··· Estratto del documento ···
Premettiamo subito un concetto: la Playstation o qualsiasi altro dispositivo informatico nelle mani del 12enne, anche negli attimi precedenti al suo volo dal secondo piano, hanno potuto essere la causa del medesimo. Pesando bene le parole, diciamo che è più probabile che ne abbiano potuto essere causa rispetto alla possibilità che con questa non c’entrino nulla.

Oggi, i ragazzi che arrivano a 10, 11, 12 anni, essendo nativi digitali, procedono con una marcia in più e maturano un’intelligenza superiore a noi altri boomer avevamo alla loro età. Intelligenti e indipendenti. Il che ha reso un mestiere già complesso di per sé, quello di genitore, fratello maggiore, zio eccetera, ancora più difficile di quanto non sia stato fino a qualche anno fa.

Facile a dire che genitori e persone più grandi di età debbano sorvegliare, ridurre il numero di ore di utilizzo dei dispositivi informatici. I ragazzini sono intelligenti, la mattina vanno a scuola e fanno gruppo, fanno massa critica, come si suol dire e non hanno alcuna difficoltà a sviluppare quelle che a volte sono autentiche full immersion.

Un boomer rimane sbigottito nel constatare le capacità di un 12enne di dominare, maneggiare un dispositivo informatico.
··· Righe elencate ···
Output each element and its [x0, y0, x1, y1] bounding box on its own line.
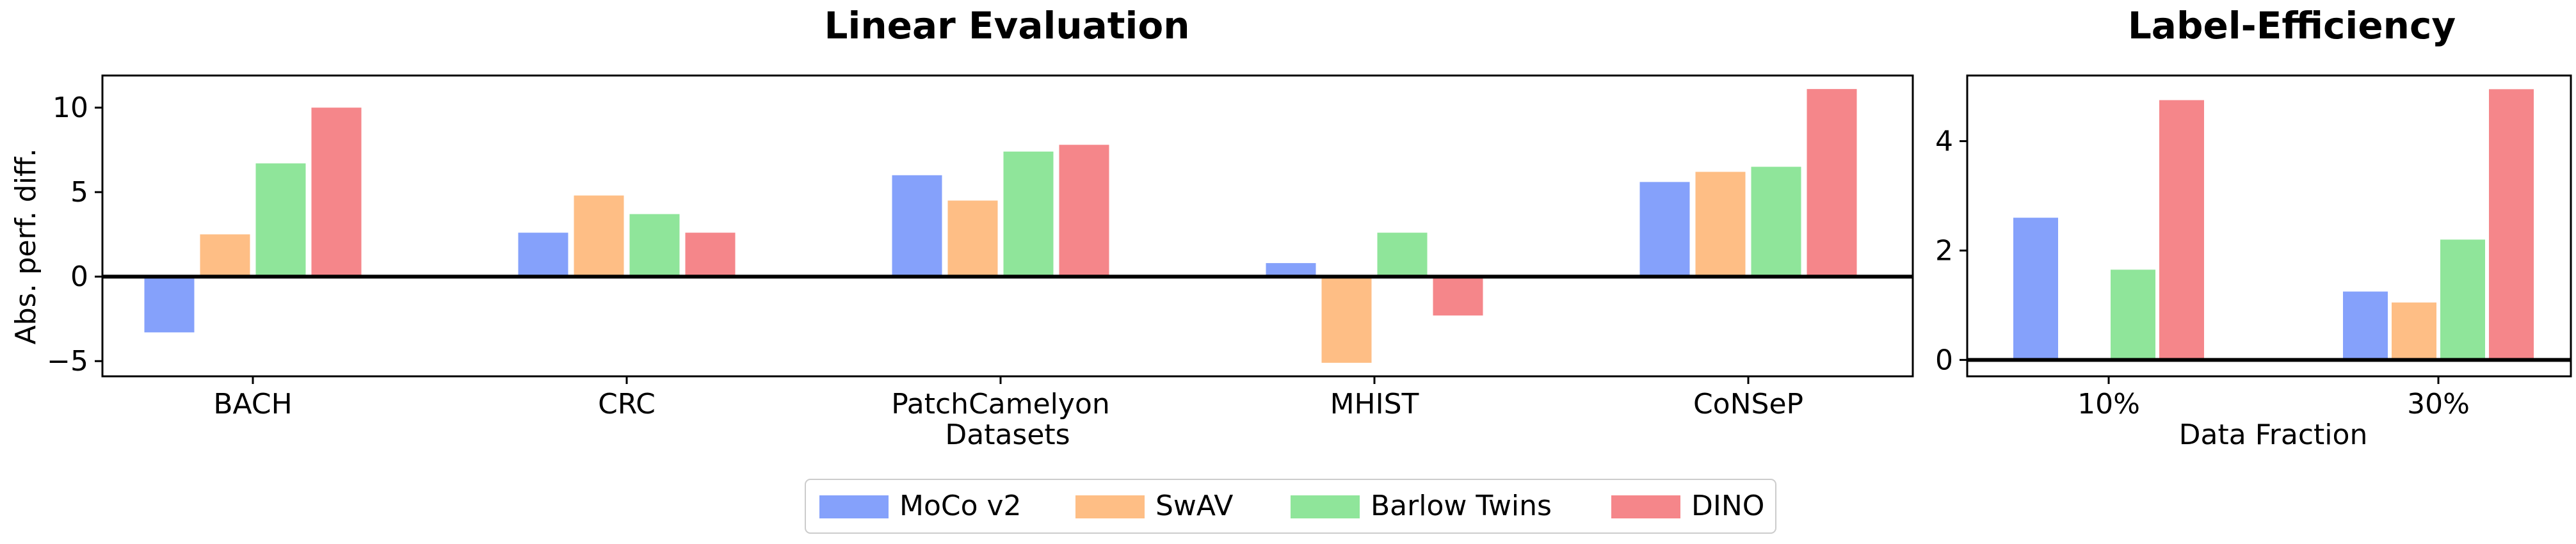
legend-item-swav: SwAV [1075, 490, 1233, 522]
legend-label-moco-v2: MoCo v2 [899, 490, 1022, 522]
bar-barlow-twins-30 [2440, 239, 2485, 360]
bar-barlow-twins-bach [255, 163, 306, 277]
y-tick-label: 10 [52, 92, 88, 124]
legend-item-dino: DINO [1611, 490, 1764, 522]
y-tick-label: 0 [1935, 344, 1953, 376]
x-axis-label: Data Fraction [2179, 419, 2368, 451]
plot-area-frame [101, 74, 1914, 378]
y-tick-label: −5 [47, 345, 88, 378]
legend-label-dino: DINO [1691, 490, 1764, 522]
x-tick-label-10: 10% [2077, 388, 2140, 420]
bar-dino-crc [685, 232, 736, 277]
bar-swav-patchcamelyon [947, 200, 998, 277]
legend: MoCo v2 SwAV Barlow Twins DINO [805, 479, 1776, 534]
y-tick-label: 2 [1935, 234, 1953, 267]
legend-swatch-moco-v2 [819, 495, 889, 518]
bar-dino-30 [2489, 89, 2534, 360]
bar-swav-30 [2392, 302, 2436, 360]
bar-barlow-twins-crc [629, 214, 680, 277]
legend-swatch-swav [1075, 495, 1145, 518]
bar-barlow-twins-mhist [1377, 232, 1428, 277]
y-tick-label: 5 [70, 176, 88, 209]
bar-moco-v2-10 [2013, 218, 2058, 360]
linear-evaluation-panel: Linear Evaluation Abs. perf. diff. Datas… [10, 4, 1914, 451]
bar-swav-mhist [1321, 276, 1372, 363]
bars-label-efficiency [1967, 89, 2571, 362]
bar-dino-10 [2159, 100, 2204, 360]
bar-swav-consep [1695, 172, 1746, 277]
bar-barlow-twins-10 [2111, 269, 2155, 360]
bar-moco-v2-mhist [1266, 263, 1316, 277]
x-tick-label-consep: CoNSeP [1693, 388, 1803, 420]
bar-moco-v2-30 [2343, 291, 2388, 360]
legend-swatch-dino [1611, 495, 1680, 518]
bar-dino-patchcamelyon [1059, 145, 1109, 277]
x-tick-label-bach: BACH [213, 388, 292, 420]
bar-dino-mhist [1433, 276, 1483, 316]
ticks-label-efficiency: 10% 30% 0 2 4 [1935, 74, 2572, 420]
bar-moco-v2-patchcamelyon [892, 175, 942, 277]
bar-moco-v2-consep [1639, 182, 1690, 277]
y-axis-label: Abs. perf. diff. [10, 148, 42, 345]
chart-title-label-efficiency: Label-Efficiency [2128, 4, 2456, 47]
x-tick-label-patchcamelyon: PatchCamelyon [891, 388, 1110, 420]
x-tick-label-crc: CRC [598, 388, 656, 420]
y-tick-label: 0 [70, 260, 88, 293]
legend-item-barlow-twins: Barlow Twins [1291, 490, 1552, 522]
bar-dino-consep [1807, 89, 1857, 277]
x-tick-label-mhist: MHIST [1330, 388, 1419, 420]
plot-area-frame [1966, 74, 2572, 378]
bar-moco-v2-crc [518, 232, 568, 277]
bars-linear-evaluation [102, 89, 1913, 363]
ticks-linear-evaluation: BACH CRC PatchCamelyon MHIST CoNSeP −5 0 5 10 [47, 74, 1914, 420]
legend-label-swav: SwAV [1155, 490, 1233, 522]
bar-swav-crc [574, 195, 624, 277]
label-efficiency-panel: Label-Efficiency Data Fraction 10% 30% 0 2 4 [1935, 4, 2572, 451]
x-axis-label: Datasets [945, 419, 1070, 451]
legend-label-barlow-twins: Barlow Twins [1371, 490, 1552, 522]
bar-swav-bach [200, 234, 250, 277]
y-tick-label: 4 [1935, 125, 1953, 158]
legend-swatch-barlow-twins [1291, 495, 1360, 518]
legend-item-moco-v2: MoCo v2 [819, 490, 1022, 522]
chart-title-linear-evaluation: Linear Evaluation [824, 4, 1189, 47]
bar-barlow-twins-patchcamelyon [1003, 151, 1054, 277]
bar-moco-v2-bach [144, 276, 195, 333]
x-tick-label-30: 30% [2407, 388, 2470, 420]
bar-dino-bach [311, 108, 362, 277]
bar-barlow-twins-consep [1751, 166, 1801, 277]
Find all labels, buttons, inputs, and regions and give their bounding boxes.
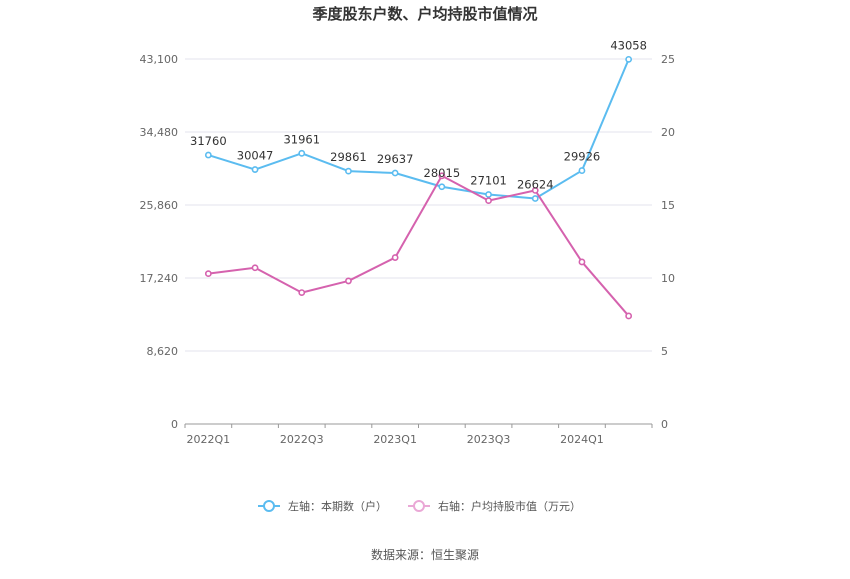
right-axis-tick-label: 5 (661, 345, 668, 358)
data-point (391, 254, 399, 261)
left-axis-tick-label: 43,100 (140, 53, 179, 66)
x-axis-tick-label: 2024Q1 (560, 433, 604, 446)
data-label: 43058 (610, 38, 647, 52)
series-layer (204, 55, 633, 320)
legend-label-1: 右轴：户均持股市值（万元） (438, 499, 581, 513)
data-point (391, 169, 399, 177)
data-label: 30047 (237, 149, 274, 163)
data-label: 26624 (517, 178, 554, 192)
chart-title: 季度股东户数、户均持股市值情况 (312, 5, 537, 23)
data-label: 27101 (470, 173, 507, 187)
data-label: 31961 (283, 132, 320, 146)
x-axis-tick-label: 2022Q1 (187, 433, 231, 446)
left-axis-tick-label: 17,240 (140, 272, 179, 285)
data-point (251, 264, 259, 272)
data-label-layer: 31760 30047 31961 29861 29637 28015 27101 26624… (190, 38, 647, 191)
data-point (438, 183, 446, 191)
data-point (578, 258, 586, 266)
data-point (345, 167, 352, 175)
legend-marker-0 (263, 500, 275, 512)
right-axis-tick-label: 20 (661, 126, 675, 139)
data-label: 29637 (377, 152, 414, 166)
data-point (204, 270, 212, 278)
source-text: 数据来源：恒生聚源 (371, 547, 479, 562)
data-point (298, 289, 306, 296)
data-point (485, 197, 492, 205)
grid-layer (185, 58, 652, 352)
data-label: 31760 (190, 134, 227, 148)
data-point (578, 167, 586, 174)
axis-layer: 0 8,620 17,240 25,860 34,480 43,100 0 5 10 15 20 25… (140, 53, 676, 446)
x-axis-tick-label: 2023Q3 (467, 433, 511, 446)
data-point (251, 166, 259, 173)
x-axis-tick-label: 2023Q1 (373, 433, 417, 446)
left-axis-tick-label: 34,480 (140, 126, 179, 139)
legend: 左轴：本期数（户） 右轴：户均持股市值（万元） (258, 499, 581, 513)
left-axis-tick-label: 8,620 (147, 345, 179, 358)
right-axis-tick-label: 15 (661, 199, 675, 212)
data-point (298, 149, 306, 157)
left-axis-tick-label: 0 (171, 418, 178, 431)
data-point (485, 191, 492, 198)
data-point (531, 195, 539, 202)
legend-marker-1 (413, 500, 425, 512)
x-axis-tick-label: 2022Q3 (280, 433, 324, 446)
data-label: 29926 (564, 150, 601, 164)
data-point (625, 55, 633, 63)
right-axis-tick-label: 25 (661, 53, 675, 66)
data-point (204, 151, 212, 159)
data-point (438, 172, 446, 180)
series-line-1 (208, 174, 630, 317)
series-line-0 (208, 58, 630, 200)
data-point (345, 277, 352, 285)
data-point (625, 312, 633, 320)
data-label: 28015 (424, 166, 461, 180)
left-axis-tick-label: 25,860 (140, 199, 179, 212)
right-axis-tick-label: 10 (661, 272, 675, 285)
right-axis-tick-label: 0 (661, 418, 668, 431)
legend-label-0: 左轴：本期数（户） (288, 499, 387, 513)
data-point (531, 186, 539, 194)
data-label: 29861 (330, 150, 367, 164)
···
**Completa quanto segue:**
1. Riscrivi il passo dell'estratto compreso tra "Facile a dire" e "autentiche full immersion.", estremi inclusi, sostituendo "ragazzini" con "giovanissimi".
2. Rispondi a queste domande sull'estratto:
(a) Da quale piano è volato il 12enne?
(b) Con quali due aggettivi vengono descritti i ragazzi di oggi?
(c) Dove vanno i ragazzini la mattina?
3. Prosegui l'estratto sui ragazzi e i dispositivi informatici partendo dalla frase con cui si chiude.

**Risposte:**
1.
Facile a dire che genitori e persone più grandi di età debbano sorvegliare, ridurre il numero di ore di utilizzo dei dispositivi informatici. I giovanissimi sono intelligenti, la mattina vanno a scuola e fanno gruppo, fanno massa critica, come si suol dire e non hanno alcuna difficoltà a sviluppare quelle che a volte sono autentiche full immersion.

2.
(a) Dal secondo piano.
(b) Intelligenti e indipendenti.
(c) A scuola.

3.
La premessa è fondamentale per inserire in quest’articolo l’idea, che al momento è solo una possibilità, che gli inquirenti della polizia di Stato che indagano sull’accaduto si stanno muovendo sul quel difficile crinale di quelle diavolerie che in italiano sono le “sfide”, ma che un nativo digitale conosce con il suo termine in inglese: challenge.

Una parola che affascina tanti ragazzi abilissimi che proprio nella challenge vedono la possibilità di andare oltre, di partecipare ad un rito in cui pochi, pochissimi sarebbero in grado di partecipare.

Un challenge, anzi, una challenge, una sfida. E in che consiste questa diavoleria? C’è uno o ci sono alcuni che, attraverso i social media, lanciano una sfida. Questa può essere connotata, per chi la raccoglie, da comportamenti curiosi, ma anche pericolosi.

Quello che è successo al 12enne di Marcianise non si può dire con precisione, perché il riserbo degli inquirenti è al massimo livello. Ma potrebbe essere stata una challenge a creare le condizioni per il volo del ragazzo marcianisano che poteva avere un epilogo tragico.

A Caserta, qualche anno fa, era andata di moda una challenge che riempì il capoluogo e città limitrofe di giovani vestiti da clown inquietanti o altri personaggi da horror. Altra sfida fu la ice bucket challenge, il ghiaccio versato sulla testa che nell’estate del 2014 riempì i social media.

Per quanto riguarda la possibile challenge nata attraverso un dispositivo come una PlayStation o altre console di giochi, va detto che il metodo possibile di creazione di una sfida autolesionista potrebbe avvenuto attraverso la visione di video su piattaforme di condivisione dell’esperienza di gioco online, uno streaming, come ad esempio fa Twitch. L’emulazione, quindi, di un comportamento inerente al videogame in sé o da parte di uno streamer, ovvero colui che mostra la sua attività alla console.

Possibile, anche, ipotesi che in una chat tra giocatori sia nata una sfida a compiere qualche atto violento, oppure un caso di bullismo e di offese tramite la stessa chat che potrebbe aver provocato una reazione drammatica al dodicenne.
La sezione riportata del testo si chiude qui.